◆ **Short problem**
Reproduce exactly the entries from the "Give me the" line to the end. Skip all pictures.

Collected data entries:
—————
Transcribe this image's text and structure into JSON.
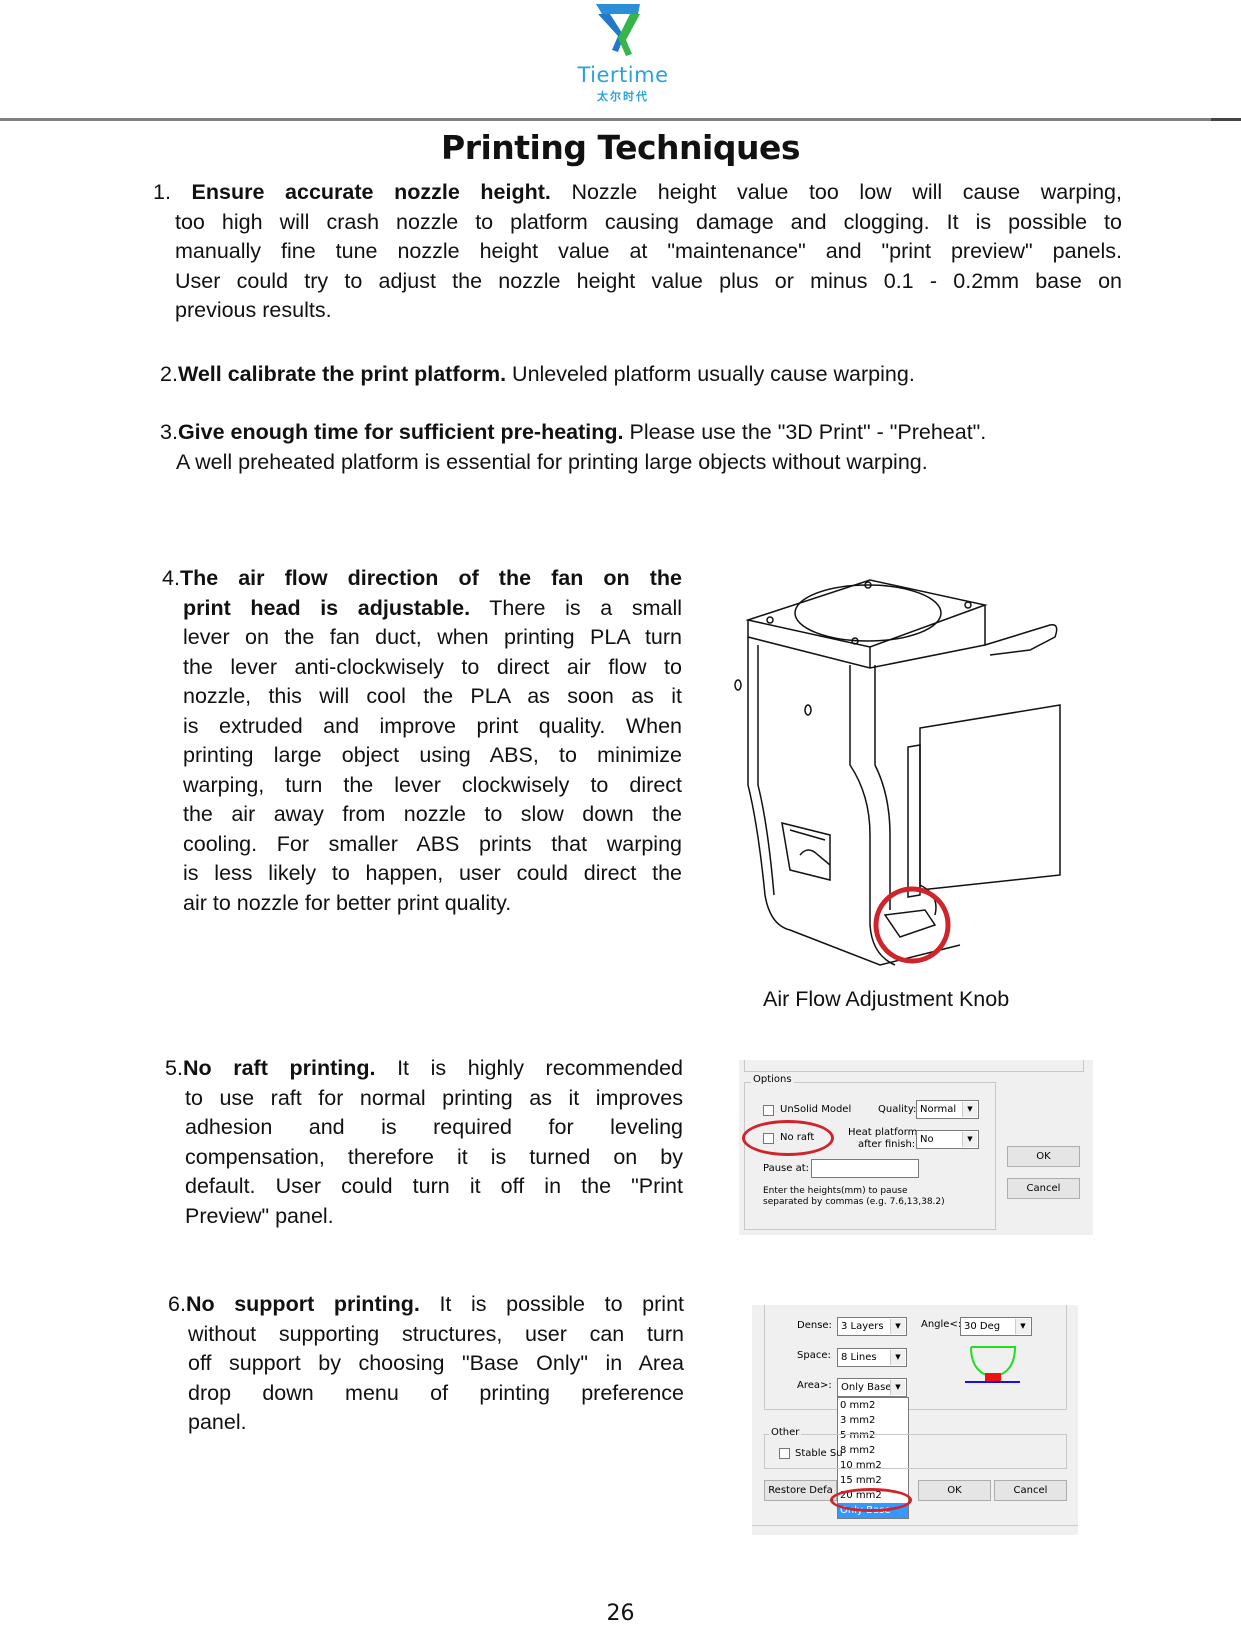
{
  "header": {
    "brand": "Tiertime",
    "brand_cn": "太尔时代",
    "brand_color": "#2aa3dc"
  },
  "page_title": "Printing Techniques",
  "tips": [
    {
      "number": "1.",
      "title": "Ensure accurate nozzle height.",
      "lines": [
        " Nozzle height value too low will cause warping,",
        "too high will crash nozzle to platform causing damage and clogging. It is possible to",
        "manually fine tune nozzle height value at \"maintenance\" and \"print preview\" panels.",
        "User could try to adjust the nozzle height value plus or minus  0.1 - 0.2mm base on",
        "previous results."
      ]
    },
    {
      "number": "2.",
      "title": "Well calibrate the print platform.",
      "lines": [
        " Unleveled platform usually cause warping."
      ]
    },
    {
      "number": "3.",
      "title": "Give enough time for sufficient pre-heating.",
      "lines": [
        " Please use the \"3D Print\" - \"Preheat\".",
        "A well preheated platform is essential for printing large objects without warping."
      ]
    },
    {
      "number": "4.",
      "title_lines": [
        "The air flow direction of the fan on the",
        "print head is adjustable."
      ],
      "lines": [
        " There is a small",
        "lever on the fan duct, when printing PLA turn",
        "the lever anti-clockwisely to direct air flow to",
        "nozzle, this will cool the PLA as soon as it",
        "is extruded and improve print quality. When",
        "printing large object using ABS, to minimize",
        "warping, turn the lever clockwisely to direct",
        "the air away from nozzle to slow down the",
        "cooling. For smaller ABS prints that warping",
        "is less likely to happen, user could direct the",
        "air to nozzle for better print quality."
      ],
      "figure_caption": "Air Flow Adjustment Knob"
    },
    {
      "number": "5.",
      "title": "No raft printing.",
      "lines": [
        " It is highly recommended",
        "to use raft for normal printing as it improves",
        "adhesion and is required for leveling",
        "compensation, therefore it is turned on by",
        "default. User could turn it off in the \"Print",
        "Preview\" panel."
      ]
    },
    {
      "number": "6.",
      "title": "No support printing.",
      "lines": [
        " It is possible to print",
        "without supporting structures, user can turn",
        "off support by choosing \"Base Only\" in Area",
        "drop down menu of printing preference",
        "panel."
      ]
    }
  ],
  "dialog_options": {
    "group_label": "Options",
    "unsolid_label": "UnSolid Model",
    "noraft_label": "No raft",
    "quality_label": "Quality:",
    "quality_value": "Normal",
    "heat_label_1": "Heat platform",
    "heat_label_2": "after finish:",
    "heat_value": "No",
    "pause_label": "Pause at:",
    "hint_1": "Enter the heights(mm) to pause",
    "hint_2": "separated by commas (e.g. 7.6,13,38.2)",
    "ok_label": "OK",
    "cancel_label": "Cancel",
    "highlight_color": "#d0232a"
  },
  "dialog_support": {
    "dense_label": "Dense:",
    "dense_value": "3 Layers",
    "angle_label": "Angle<:",
    "angle_value": "30 Deg",
    "space_label": "Space:",
    "space_value": "8 Lines",
    "area_label": "Area>:",
    "area_value": "Only Base",
    "area_options": [
      "0 mm2",
      "3 mm2",
      "5 mm2",
      "8 mm2",
      "10 mm2",
      "15 mm2",
      "20 mm2",
      "Only Base"
    ],
    "other_label": "Other",
    "stable_label": "Stable Su",
    "restore_label": "Restore Defa",
    "ok_label": "OK",
    "cancel_label": "Cancel"
  },
  "page_number": "26"
}
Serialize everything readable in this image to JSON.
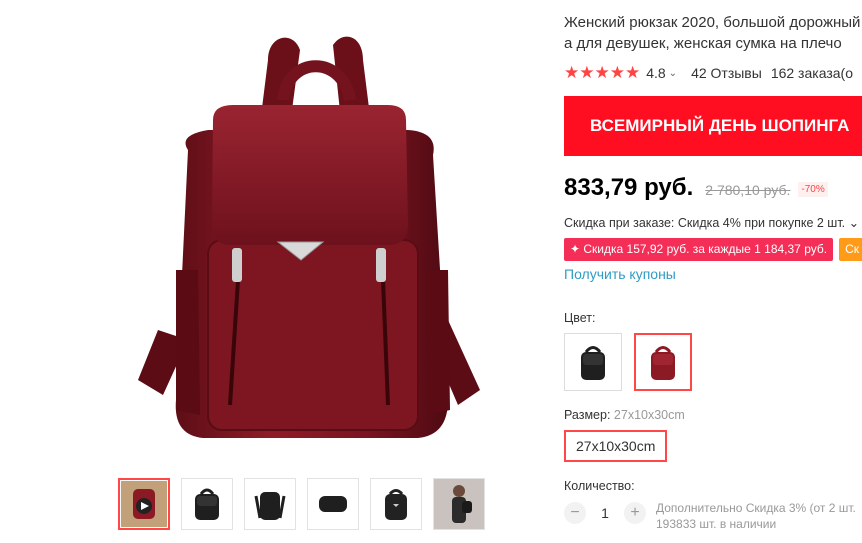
{
  "product": {
    "title_line1": "Женский рюкзак 2020, большой дорожный",
    "title_line2": "а для девушек, женская сумка на плечо",
    "stars": "★★★★★",
    "rating": "4.8",
    "reviews": "42 Отзывы",
    "orders": "162 заказа(о"
  },
  "banner": {
    "text": "ВСЕМИРНЫЙ ДЕНЬ ШОПИНГА"
  },
  "price": {
    "current": "833,79 руб.",
    "old": "2 780,10 руб.",
    "discount": "-70%"
  },
  "order_discount": "Скидка при заказе: Скидка 4% при покупке 2 шт. ⌄",
  "promo": {
    "tag1": "✦ Скидка 157,92 руб. за каждые 1 184,37 руб.",
    "tag2": "Ск"
  },
  "coupons_link": "Получить купоны",
  "color": {
    "label": "Цвет:",
    "options": [
      "black",
      "wine-red"
    ],
    "selected": "wine-red"
  },
  "size": {
    "label": "Размер:",
    "selected_text": "27x10x30cm",
    "option": "27x10x30cm"
  },
  "quantity": {
    "label": "Количество:",
    "minus": "−",
    "value": "1",
    "plus": "+",
    "note_line1": "Дополнительно Скидка 3% (от 2 шт.",
    "note_line2": "193833 шт. в наличии"
  },
  "colors": {
    "accent": "#ff4747",
    "banner": "#ff0d21",
    "link": "#2e9cc3",
    "bag_red": "#8b1a25",
    "bag_black": "#1f1f1f"
  },
  "thumbnails": [
    "red-backpack-video",
    "black-backpack-front",
    "black-backpack-side",
    "black-backpack-bottom",
    "black-backpack-angle",
    "model-wearing-backpack"
  ]
}
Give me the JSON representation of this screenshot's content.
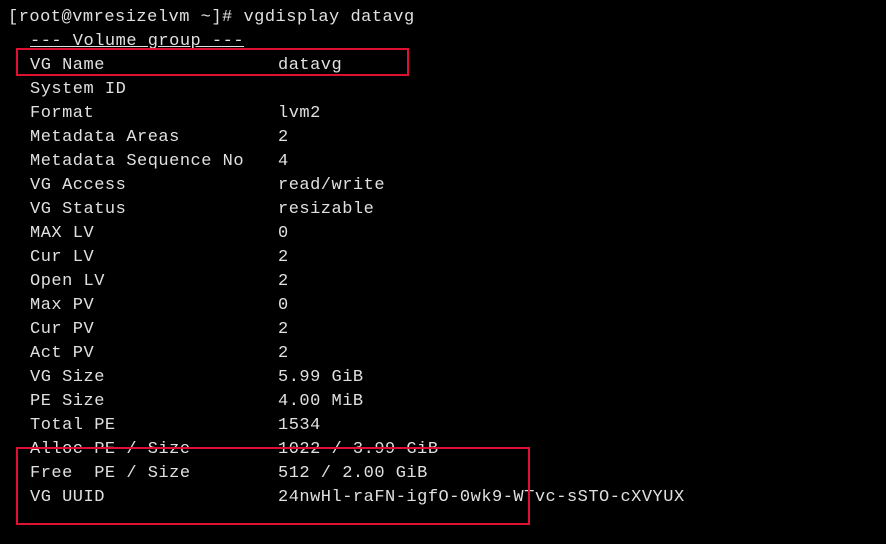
{
  "prompt": {
    "userhost": "[root@vmresizelvm ~]# ",
    "command": "vgdisplay datavg"
  },
  "section_header": "--- Volume group ---",
  "rows": [
    {
      "label": "VG Name",
      "value": "datavg"
    },
    {
      "label": "System ID",
      "value": ""
    },
    {
      "label": "Format",
      "value": "lvm2"
    },
    {
      "label": "Metadata Areas",
      "value": "2"
    },
    {
      "label": "Metadata Sequence No",
      "value": "4"
    },
    {
      "label": "VG Access",
      "value": "read/write"
    },
    {
      "label": "VG Status",
      "value": "resizable"
    },
    {
      "label": "MAX LV",
      "value": "0"
    },
    {
      "label": "Cur LV",
      "value": "2"
    },
    {
      "label": "Open LV",
      "value": "2"
    },
    {
      "label": "Max PV",
      "value": "0"
    },
    {
      "label": "Cur PV",
      "value": "2"
    },
    {
      "label": "Act PV",
      "value": "2"
    },
    {
      "label": "VG Size",
      "value": "5.99 GiB"
    },
    {
      "label": "PE Size",
      "value": "4.00 MiB"
    },
    {
      "label": "Total PE",
      "value": "1534"
    },
    {
      "label": "Alloc PE / Size",
      "value": "1022 / 3.99 GiB"
    },
    {
      "label": "Free  PE / Size",
      "value": "512 / 2.00 GiB"
    },
    {
      "label": "VG UUID",
      "value": "24nwHl-raFN-igfO-0wk9-WTvc-sSTO-cXVYUX"
    }
  ]
}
—————
◆ **Answer below**
Give me the JSON representation of this screenshot's content.
{
  "prompt": {
    "userhost": "[root@vmresizelvm ~]# ",
    "command": "vgdisplay datavg"
  },
  "section_header": "--- Volume group ---",
  "rows": [
    {
      "label": "VG Name",
      "value": "datavg"
    },
    {
      "label": "System ID",
      "value": ""
    },
    {
      "label": "Format",
      "value": "lvm2"
    },
    {
      "label": "Metadata Areas",
      "value": "2"
    },
    {
      "label": "Metadata Sequence No",
      "value": "4"
    },
    {
      "label": "VG Access",
      "value": "read/write"
    },
    {
      "label": "VG Status",
      "value": "resizable"
    },
    {
      "label": "MAX LV",
      "value": "0"
    },
    {
      "label": "Cur LV",
      "value": "2"
    },
    {
      "label": "Open LV",
      "value": "2"
    },
    {
      "label": "Max PV",
      "value": "0"
    },
    {
      "label": "Cur PV",
      "value": "2"
    },
    {
      "label": "Act PV",
      "value": "2"
    },
    {
      "label": "VG Size",
      "value": "5.99 GiB"
    },
    {
      "label": "PE Size",
      "value": "4.00 MiB"
    },
    {
      "label": "Total PE",
      "value": "1534"
    },
    {
      "label": "Alloc PE / Size",
      "value": "1022 / 3.99 GiB"
    },
    {
      "label": "Free  PE / Size",
      "value": "512 / 2.00 GiB"
    },
    {
      "label": "VG UUID",
      "value": "24nwHl-raFN-igfO-0wk9-WTvc-sSTO-cXVYUX"
    }
  ]
}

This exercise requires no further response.